REQUEST
Output the records. Match them exactly.

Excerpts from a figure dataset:
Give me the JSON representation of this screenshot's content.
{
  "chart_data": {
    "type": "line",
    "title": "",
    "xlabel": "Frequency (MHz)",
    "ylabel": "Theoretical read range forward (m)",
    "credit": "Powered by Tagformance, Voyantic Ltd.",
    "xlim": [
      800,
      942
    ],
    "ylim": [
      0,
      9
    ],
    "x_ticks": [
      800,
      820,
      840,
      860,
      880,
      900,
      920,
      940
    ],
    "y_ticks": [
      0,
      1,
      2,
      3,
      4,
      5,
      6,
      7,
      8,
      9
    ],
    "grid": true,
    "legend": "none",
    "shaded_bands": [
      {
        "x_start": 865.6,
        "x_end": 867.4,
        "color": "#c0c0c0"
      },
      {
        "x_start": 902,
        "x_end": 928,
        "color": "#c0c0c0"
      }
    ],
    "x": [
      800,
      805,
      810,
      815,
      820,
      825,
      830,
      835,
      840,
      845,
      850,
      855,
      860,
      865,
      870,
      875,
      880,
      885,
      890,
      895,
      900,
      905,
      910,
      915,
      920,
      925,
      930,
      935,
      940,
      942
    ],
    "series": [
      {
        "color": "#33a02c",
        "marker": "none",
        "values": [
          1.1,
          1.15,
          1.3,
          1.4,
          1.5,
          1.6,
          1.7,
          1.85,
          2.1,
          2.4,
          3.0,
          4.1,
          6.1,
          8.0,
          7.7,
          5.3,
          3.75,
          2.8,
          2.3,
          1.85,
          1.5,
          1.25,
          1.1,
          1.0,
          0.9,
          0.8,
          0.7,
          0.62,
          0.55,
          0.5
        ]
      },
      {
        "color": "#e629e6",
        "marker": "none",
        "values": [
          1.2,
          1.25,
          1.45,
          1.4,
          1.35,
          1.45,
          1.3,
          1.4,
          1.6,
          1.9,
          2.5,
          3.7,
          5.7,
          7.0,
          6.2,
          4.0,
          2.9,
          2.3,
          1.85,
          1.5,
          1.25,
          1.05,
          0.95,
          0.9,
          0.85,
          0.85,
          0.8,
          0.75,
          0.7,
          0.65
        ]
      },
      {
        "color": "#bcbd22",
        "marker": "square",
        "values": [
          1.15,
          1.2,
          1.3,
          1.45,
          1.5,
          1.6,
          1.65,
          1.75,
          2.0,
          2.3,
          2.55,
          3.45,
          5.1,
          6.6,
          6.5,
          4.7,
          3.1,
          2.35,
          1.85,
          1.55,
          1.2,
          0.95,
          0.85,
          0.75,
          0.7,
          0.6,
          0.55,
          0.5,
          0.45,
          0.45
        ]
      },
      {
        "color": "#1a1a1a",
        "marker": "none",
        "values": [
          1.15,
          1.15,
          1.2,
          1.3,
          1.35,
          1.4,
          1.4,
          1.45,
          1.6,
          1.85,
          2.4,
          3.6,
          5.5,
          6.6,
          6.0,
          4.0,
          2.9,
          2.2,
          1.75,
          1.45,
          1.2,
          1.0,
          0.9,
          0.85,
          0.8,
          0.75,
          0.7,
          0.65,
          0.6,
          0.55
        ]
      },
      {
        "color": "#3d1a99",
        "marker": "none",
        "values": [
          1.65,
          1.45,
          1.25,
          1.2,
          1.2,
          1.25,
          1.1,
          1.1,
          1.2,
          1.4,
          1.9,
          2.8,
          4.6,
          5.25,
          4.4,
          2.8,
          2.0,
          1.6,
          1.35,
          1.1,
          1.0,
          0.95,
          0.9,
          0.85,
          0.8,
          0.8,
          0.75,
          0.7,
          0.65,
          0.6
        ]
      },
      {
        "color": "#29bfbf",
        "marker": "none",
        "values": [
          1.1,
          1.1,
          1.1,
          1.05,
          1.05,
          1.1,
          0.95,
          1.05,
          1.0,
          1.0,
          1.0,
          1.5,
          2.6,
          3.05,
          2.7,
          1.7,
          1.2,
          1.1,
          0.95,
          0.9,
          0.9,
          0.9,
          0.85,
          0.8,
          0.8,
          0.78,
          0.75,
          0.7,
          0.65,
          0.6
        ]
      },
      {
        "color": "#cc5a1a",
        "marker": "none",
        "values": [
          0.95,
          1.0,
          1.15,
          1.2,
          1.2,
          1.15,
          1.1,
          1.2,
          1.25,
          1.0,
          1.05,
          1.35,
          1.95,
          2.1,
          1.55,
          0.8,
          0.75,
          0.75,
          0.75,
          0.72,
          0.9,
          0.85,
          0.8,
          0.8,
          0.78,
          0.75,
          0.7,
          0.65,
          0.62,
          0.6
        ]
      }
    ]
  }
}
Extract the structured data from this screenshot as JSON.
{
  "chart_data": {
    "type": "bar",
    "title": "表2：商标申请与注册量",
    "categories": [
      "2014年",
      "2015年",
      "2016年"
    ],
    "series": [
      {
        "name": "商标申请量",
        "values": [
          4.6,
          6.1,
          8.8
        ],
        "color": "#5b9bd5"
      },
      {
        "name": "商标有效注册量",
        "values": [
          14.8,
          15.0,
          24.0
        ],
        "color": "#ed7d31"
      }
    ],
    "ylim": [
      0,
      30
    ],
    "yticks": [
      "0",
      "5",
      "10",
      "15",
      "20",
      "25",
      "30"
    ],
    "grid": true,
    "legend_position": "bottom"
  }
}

WRITTEN RESPONSE
Give me the JSON representation of this screenshot's content.
{
  "chart_data": {
    "type": "line",
    "title": "",
    "xlabel": "Frequency (MHz)",
    "ylabel": "Theoretical read range forward (m)",
    "credit": "Powered by Tagformance, Voyantic Ltd.",
    "xlim": [
      800,
      942
    ],
    "ylim": [
      0,
      9
    ],
    "x_ticks": [
      800,
      820,
      840,
      860,
      880,
      900,
      920,
      940
    ],
    "y_ticks": [
      0,
      1,
      2,
      3,
      4,
      5,
      6,
      7,
      8,
      9
    ],
    "grid": true,
    "legend": "none",
    "shaded_bands": [
      {
        "x_start": 865.6,
        "x_end": 867.4,
        "color": "#c0c0c0"
      },
      {
        "x_start": 902,
        "x_end": 928,
        "color": "#c0c0c0"
      }
    ],
    "x": [
      800,
      805,
      810,
      815,
      820,
      825,
      830,
      835,
      840,
      845,
      850,
      855,
      860,
      865,
      870,
      875,
      880,
      885,
      890,
      895,
      900,
      905,
      910,
      915,
      920,
      925,
      930,
      935,
      940,
      942
    ],
    "series": [
      {
        "color": "#33a02c",
        "marker": "none",
        "values": [
          1.1,
          1.15,
          1.3,
          1.4,
          1.5,
          1.6,
          1.7,
          1.85,
          2.1,
          2.4,
          3.0,
          4.1,
          6.1,
          8.0,
          7.7,
          5.3,
          3.75,
          2.8,
          2.3,
          1.85,
          1.5,
          1.25,
          1.1,
          1.0,
          0.9,
          0.8,
          0.7,
          0.62,
          0.55,
          0.5
        ]
      },
      {
        "color": "#e629e6",
        "marker": "none",
        "values": [
          1.2,
          1.25,
          1.45,
          1.4,
          1.35,
          1.45,
          1.3,
          1.4,
          1.6,
          1.9,
          2.5,
          3.7,
          5.7,
          7.0,
          6.2,
          4.0,
          2.9,
          2.3,
          1.85,
          1.5,
          1.25,
          1.05,
          0.95,
          0.9,
          0.85,
          0.85,
          0.8,
          0.75,
          0.7,
          0.65
        ]
      },
      {
        "color": "#bcbd22",
        "marker": "square",
        "values": [
          1.15,
          1.2,
          1.3,
          1.45,
          1.5,
          1.6,
          1.65,
          1.75,
          2.0,
          2.3,
          2.55,
          3.45,
          5.1,
          6.6,
          6.5,
          4.7,
          3.1,
          2.35,
          1.85,
          1.55,
          1.2,
          0.95,
          0.85,
          0.75,
          0.7,
          0.6,
          0.55,
          0.5,
          0.45,
          0.45
        ]
      },
      {
        "color": "#1a1a1a",
        "marker": "none",
        "values": [
          1.15,
          1.15,
          1.2,
          1.3,
          1.35,
          1.4,
          1.4,
          1.45,
          1.6,
          1.85,
          2.4,
          3.6,
          5.5,
          6.6,
          6.0,
          4.0,
          2.9,
          2.2,
          1.75,
          1.45,
          1.2,
          1.0,
          0.9,
          0.85,
          0.8,
          0.75,
          0.7,
          0.65,
          0.6,
          0.55
        ]
      },
      {
        "color": "#3d1a99",
        "marker": "none",
        "values": [
          1.65,
          1.45,
          1.25,
          1.2,
          1.2,
          1.25,
          1.1,
          1.1,
          1.2,
          1.4,
          1.9,
          2.8,
          4.6,
          5.25,
          4.4,
          2.8,
          2.0,
          1.6,
          1.35,
          1.1,
          1.0,
          0.95,
          0.9,
          0.85,
          0.8,
          0.8,
          0.75,
          0.7,
          0.65,
          0.6
        ]
      },
      {
        "color": "#29bfbf",
        "marker": "none",
        "values": [
          1.1,
          1.1,
          1.1,
          1.05,
          1.05,
          1.1,
          0.95,
          1.05,
          1.0,
          1.0,
          1.0,
          1.5,
          2.6,
          3.05,
          2.7,
          1.7,
          1.2,
          1.1,
          0.95,
          0.9,
          0.9,
          0.9,
          0.85,
          0.8,
          0.8,
          0.78,
          0.75,
          0.7,
          0.65,
          0.6
        ]
      },
      {
        "color": "#cc5a1a",
        "marker": "none",
        "values": [
          0.95,
          1.0,
          1.15,
          1.2,
          1.2,
          1.15,
          1.1,
          1.2,
          1.25,
          1.0,
          1.05,
          1.35,
          1.95,
          2.1,
          1.55,
          0.8,
          0.75,
          0.75,
          0.75,
          0.72,
          0.9,
          0.85,
          0.8,
          0.8,
          0.78,
          0.75,
          0.7,
          0.65,
          0.62,
          0.6
        ]
      }
    ]
  }
}
Extract the structured data from this screenshot as JSON.
{
  "chart_data": {
    "type": "bar",
    "title": "表2：商标申请与注册量",
    "categories": [
      "2014年",
      "2015年",
      "2016年"
    ],
    "series": [
      {
        "name": "商标申请量",
        "values": [
          4.6,
          6.1,
          8.8
        ],
        "color": "#5b9bd5"
      },
      {
        "name": "商标有效注册量",
        "values": [
          14.8,
          15.0,
          24.0
        ],
        "color": "#ed7d31"
      }
    ],
    "ylim": [
      0,
      30
    ],
    "yticks": [
      "0",
      "5",
      "10",
      "15",
      "20",
      "25",
      "30"
    ],
    "grid": true,
    "legend_position": "bottom"
  }
}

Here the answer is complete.